* Begin Supplied material *

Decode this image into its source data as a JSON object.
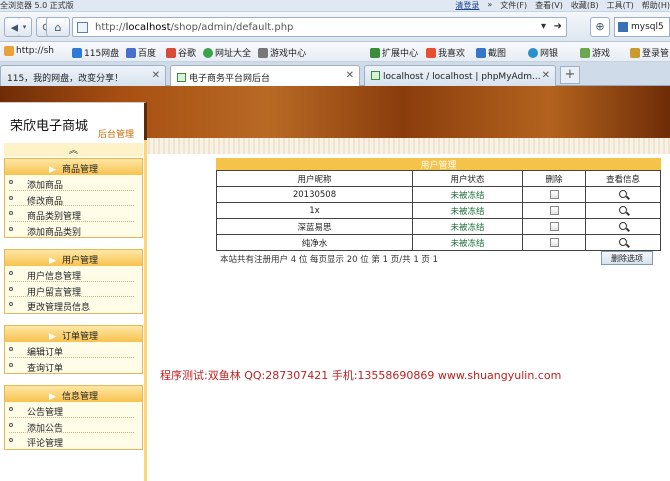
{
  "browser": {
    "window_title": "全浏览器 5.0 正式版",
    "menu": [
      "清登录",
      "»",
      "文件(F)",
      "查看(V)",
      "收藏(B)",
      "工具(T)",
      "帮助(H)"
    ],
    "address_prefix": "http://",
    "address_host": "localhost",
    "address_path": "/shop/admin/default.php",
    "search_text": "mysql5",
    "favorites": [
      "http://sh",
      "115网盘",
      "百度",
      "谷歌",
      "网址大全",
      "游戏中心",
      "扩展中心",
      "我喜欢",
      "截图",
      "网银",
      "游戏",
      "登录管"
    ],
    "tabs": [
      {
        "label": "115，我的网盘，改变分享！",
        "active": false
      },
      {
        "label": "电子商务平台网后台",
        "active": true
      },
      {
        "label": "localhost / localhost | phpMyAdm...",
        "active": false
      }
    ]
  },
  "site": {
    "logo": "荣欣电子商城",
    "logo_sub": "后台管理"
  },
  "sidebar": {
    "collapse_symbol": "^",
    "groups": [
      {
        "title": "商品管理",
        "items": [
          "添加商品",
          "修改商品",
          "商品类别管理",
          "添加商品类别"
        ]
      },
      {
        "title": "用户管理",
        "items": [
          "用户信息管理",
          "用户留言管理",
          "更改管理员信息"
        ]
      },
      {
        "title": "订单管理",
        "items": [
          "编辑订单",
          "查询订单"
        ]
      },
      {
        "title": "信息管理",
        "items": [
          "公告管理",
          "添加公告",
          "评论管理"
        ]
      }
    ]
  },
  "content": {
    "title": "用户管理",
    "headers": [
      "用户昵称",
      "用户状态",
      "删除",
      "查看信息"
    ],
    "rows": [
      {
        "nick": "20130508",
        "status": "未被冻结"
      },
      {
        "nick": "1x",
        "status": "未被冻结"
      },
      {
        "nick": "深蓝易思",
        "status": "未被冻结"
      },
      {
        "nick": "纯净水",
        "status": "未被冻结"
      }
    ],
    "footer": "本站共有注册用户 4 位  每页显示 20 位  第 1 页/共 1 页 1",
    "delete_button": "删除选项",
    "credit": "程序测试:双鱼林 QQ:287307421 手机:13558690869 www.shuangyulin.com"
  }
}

* End Supplied material *

• [Task to complete]: Quote each line of the listing exactly, but leave the pictures out.

• [Exercise output]:
Decode this image into its source data as a JSON object.
{
  "browser": {
    "window_title": "全浏览器 5.0 正式版",
    "menu": [
      "清登录",
      "»",
      "文件(F)",
      "查看(V)",
      "收藏(B)",
      "工具(T)",
      "帮助(H)"
    ],
    "address_prefix": "http://",
    "address_host": "localhost",
    "address_path": "/shop/admin/default.php",
    "search_text": "mysql5",
    "favorites": [
      "http://sh",
      "115网盘",
      "百度",
      "谷歌",
      "网址大全",
      "游戏中心",
      "扩展中心",
      "我喜欢",
      "截图",
      "网银",
      "游戏",
      "登录管"
    ],
    "tabs": [
      {
        "label": "115，我的网盘，改变分享！",
        "active": false
      },
      {
        "label": "电子商务平台网后台",
        "active": true
      },
      {
        "label": "localhost / localhost | phpMyAdm...",
        "active": false
      }
    ]
  },
  "site": {
    "logo": "荣欣电子商城",
    "logo_sub": "后台管理"
  },
  "sidebar": {
    "collapse_symbol": "^",
    "groups": [
      {
        "title": "商品管理",
        "items": [
          "添加商品",
          "修改商品",
          "商品类别管理",
          "添加商品类别"
        ]
      },
      {
        "title": "用户管理",
        "items": [
          "用户信息管理",
          "用户留言管理",
          "更改管理员信息"
        ]
      },
      {
        "title": "订单管理",
        "items": [
          "编辑订单",
          "查询订单"
        ]
      },
      {
        "title": "信息管理",
        "items": [
          "公告管理",
          "添加公告",
          "评论管理"
        ]
      }
    ]
  },
  "content": {
    "title": "用户管理",
    "headers": [
      "用户昵称",
      "用户状态",
      "删除",
      "查看信息"
    ],
    "rows": [
      {
        "nick": "20130508",
        "status": "未被冻结"
      },
      {
        "nick": "1x",
        "status": "未被冻结"
      },
      {
        "nick": "深蓝易思",
        "status": "未被冻结"
      },
      {
        "nick": "纯净水",
        "status": "未被冻结"
      }
    ],
    "footer": "本站共有注册用户 4 位  每页显示 20 位  第 1 页/共 1 页 1",
    "delete_button": "删除选项",
    "credit": "程序测试:双鱼林 QQ:287307421 手机:13558690869 www.shuangyulin.com"
  }
}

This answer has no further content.